» TASK PROMPT: Pull out every line containing the string "Output".

* * *

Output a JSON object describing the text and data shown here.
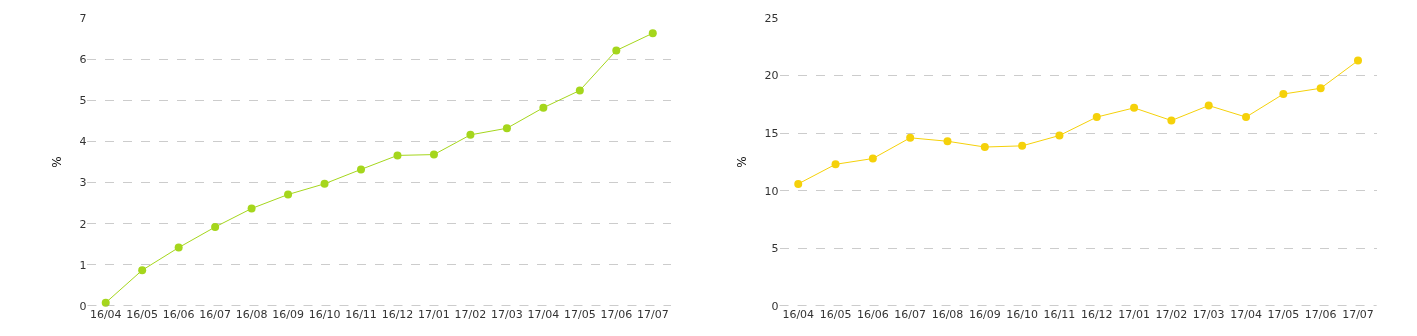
{
  "chart_data": [
    {
      "type": "line",
      "ylabel": "%",
      "categories": [
        "16/04",
        "16/05",
        "16/06",
        "16/07",
        "16/08",
        "16/09",
        "16/10",
        "16/11",
        "16/12",
        "17/01",
        "17/02",
        "17/03",
        "17/04",
        "17/05",
        "17/06",
        "17/07"
      ],
      "series": [
        {
          "color": "#a5d61c",
          "values": [
            0.08,
            0.87,
            1.42,
            1.92,
            2.37,
            2.71,
            2.97,
            3.32,
            3.66,
            3.68,
            4.16,
            4.32,
            4.82,
            5.24,
            6.21,
            6.63
          ]
        }
      ],
      "ylim": [
        0,
        7
      ],
      "yticks": [
        0,
        1,
        2,
        3,
        4,
        5,
        6,
        7
      ],
      "grid": "y",
      "marker": "circle",
      "line_style": "solid"
    },
    {
      "type": "line",
      "ylabel": "%",
      "categories": [
        "16/04",
        "16/05",
        "16/06",
        "16/07",
        "16/08",
        "16/09",
        "16/10",
        "16/11",
        "16/12",
        "17/01",
        "17/02",
        "17/03",
        "17/04",
        "17/05",
        "17/06",
        "17/07"
      ],
      "series": [
        {
          "color": "#f5d10a",
          "values": [
            10.6,
            12.3,
            12.8,
            14.6,
            14.3,
            13.8,
            13.9,
            14.8,
            16.4,
            17.2,
            16.1,
            17.4,
            16.4,
            18.4,
            18.9,
            21.3
          ]
        }
      ],
      "ylim": [
        0,
        25
      ],
      "yticks": [
        0,
        5,
        10,
        15,
        20,
        25
      ],
      "grid": "y",
      "marker": "circle",
      "line_style": "solid"
    }
  ]
}
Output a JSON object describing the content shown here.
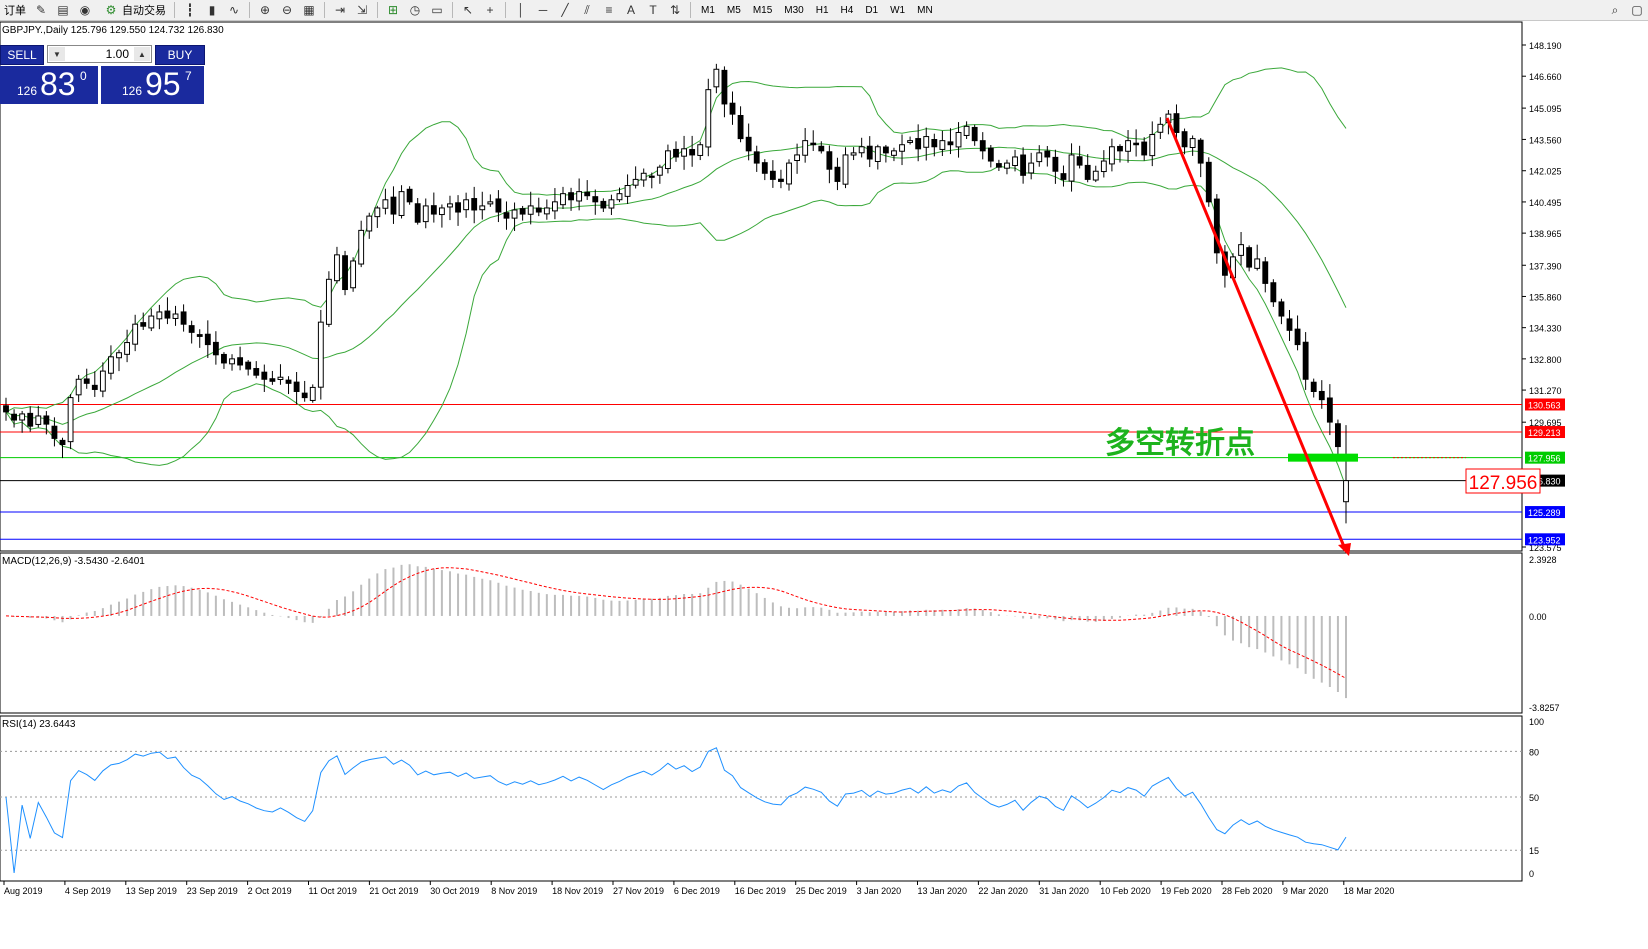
{
  "toolbar": {
    "items": [
      "订单",
      "自动交易"
    ],
    "timeframes": [
      "M1",
      "M5",
      "M15",
      "M30",
      "H1",
      "H4",
      "D1",
      "W1",
      "MN"
    ]
  },
  "chart_info": {
    "symbol_line": "GBPJPY.,Daily  125.796 129.550 124.732 126.830",
    "macd_label": "MACD(12,26,9) -3.5430 -2.6401",
    "rsi_label": "RSI(14) 23.6443"
  },
  "trade_panel": {
    "sell_label": "SELL",
    "buy_label": "BUY",
    "lot": "1.00",
    "sell_small": "126",
    "sell_big": "83",
    "sell_sup": "0",
    "buy_small": "126",
    "buy_big": "95",
    "buy_sup": "7"
  },
  "annotation": {
    "text": "多空转折点",
    "price_box": "127.956"
  },
  "price_axis": {
    "ticks": [
      "148.190",
      "146.660",
      "145.095",
      "143.560",
      "142.025",
      "140.495",
      "138.965",
      "137.390",
      "135.860",
      "134.330",
      "132.800",
      "131.270",
      "129.695",
      "127.956",
      "126.830",
      "125.289",
      "123.952",
      "123.575"
    ],
    "levels": [
      {
        "label": "130.563",
        "color": "#ff0000"
      },
      {
        "label": "129.213",
        "color": "#ff0000"
      },
      {
        "label": "127.956",
        "color": "#00cc00"
      },
      {
        "label": "126.830",
        "color": "#000000"
      },
      {
        "label": "125.289",
        "color": "#0000ff"
      },
      {
        "label": "123.952",
        "color": "#0000ff"
      }
    ]
  },
  "macd_axis": {
    "ticks": [
      "2.3928",
      "0.00",
      "-3.8257"
    ]
  },
  "rsi_axis": {
    "ticks": [
      "100",
      "80",
      "50",
      "15",
      "0"
    ]
  },
  "date_axis": [
    "Aug 2019",
    "4 Sep 2019",
    "13 Sep 2019",
    "23 Sep 2019",
    "2 Oct 2019",
    "11 Oct 2019",
    "21 Oct 2019",
    "30 Oct 2019",
    "8 Nov 2019",
    "18 Nov 2019",
    "27 Nov 2019",
    "6 Dec 2019",
    "16 Dec 2019",
    "25 Dec 2019",
    "3 Jan 2020",
    "13 Jan 2020",
    "22 Jan 2020",
    "31 Jan 2020",
    "10 Feb 2020",
    "19 Feb 2020",
    "28 Feb 2020",
    "9 Mar 2020",
    "18 Mar 2020"
  ],
  "chart_data": {
    "type": "candlestick",
    "symbol": "GBPJPY.",
    "timeframe": "Daily",
    "ylim": [
      123.575,
      148.19
    ],
    "closes": [
      130.2,
      129.8,
      130.1,
      129.5,
      130.0,
      129.6,
      128.9,
      128.6,
      130.9,
      131.8,
      131.6,
      131.3,
      132.2,
      132.9,
      133.1,
      133.6,
      134.5,
      134.4,
      134.9,
      135.1,
      134.8,
      135.0,
      134.5,
      134.1,
      133.9,
      133.5,
      133.0,
      132.6,
      132.8,
      132.5,
      132.3,
      132.0,
      131.8,
      131.7,
      131.9,
      131.6,
      131.2,
      130.9,
      131.4,
      134.6,
      136.7,
      137.9,
      136.2,
      137.6,
      139.1,
      139.8,
      140.2,
      140.6,
      139.9,
      141.0,
      140.5,
      139.5,
      140.3,
      139.9,
      140.2,
      140.4,
      140.0,
      140.6,
      140.1,
      140.3,
      140.5,
      140.0,
      139.7,
      140.1,
      139.9,
      140.3,
      140.0,
      140.2,
      140.5,
      140.9,
      140.6,
      141.0,
      140.8,
      140.5,
      140.2,
      140.6,
      140.9,
      141.3,
      141.6,
      141.9,
      141.7,
      142.2,
      143.0,
      142.7,
      143.1,
      142.8,
      143.3,
      146.0,
      147.0,
      145.3,
      144.8,
      143.6,
      143.0,
      142.4,
      141.9,
      141.6,
      141.5,
      142.4,
      142.8,
      143.5,
      143.3,
      143.0,
      142.1,
      141.5,
      142.8,
      142.9,
      143.2,
      142.6,
      143.2,
      142.9,
      143.0,
      143.3,
      143.5,
      143.1,
      143.7,
      143.2,
      143.5,
      143.3,
      143.9,
      144.2,
      143.5,
      143.0,
      142.5,
      142.2,
      142.4,
      142.7,
      141.8,
      142.4,
      142.9,
      142.7,
      142.0,
      141.6,
      142.8,
      142.3,
      141.6,
      142.0,
      142.5,
      143.2,
      143.0,
      143.5,
      143.3,
      142.8,
      143.8,
      144.3,
      144.8,
      143.9,
      143.2,
      143.6,
      142.4,
      140.5,
      138.0,
      136.9,
      137.8,
      138.4,
      137.3,
      137.7,
      136.5,
      135.6,
      134.9,
      134.2,
      133.5,
      131.8,
      131.2,
      130.8,
      129.7,
      128.5,
      126.83
    ],
    "bollinger": {
      "period": 20,
      "deviation": 2
    },
    "horizontal_levels": [
      130.563,
      129.213,
      127.956,
      126.83,
      125.289,
      123.952
    ],
    "turning_point": 127.956,
    "macd": {
      "fast": 12,
      "slow": 26,
      "signal": 9,
      "main": -3.543,
      "signal_value": -2.6401,
      "ylim": [
        -3.8257,
        2.3928
      ]
    },
    "rsi": {
      "period": 14,
      "value": 23.6443,
      "levels": [
        80,
        50,
        15
      ],
      "ylim": [
        0,
        100
      ]
    }
  }
}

* * *

» WORKED SOLUTION:
Output a JSON object describing the text and data shown here.
Output a JSON object describing the content shown here.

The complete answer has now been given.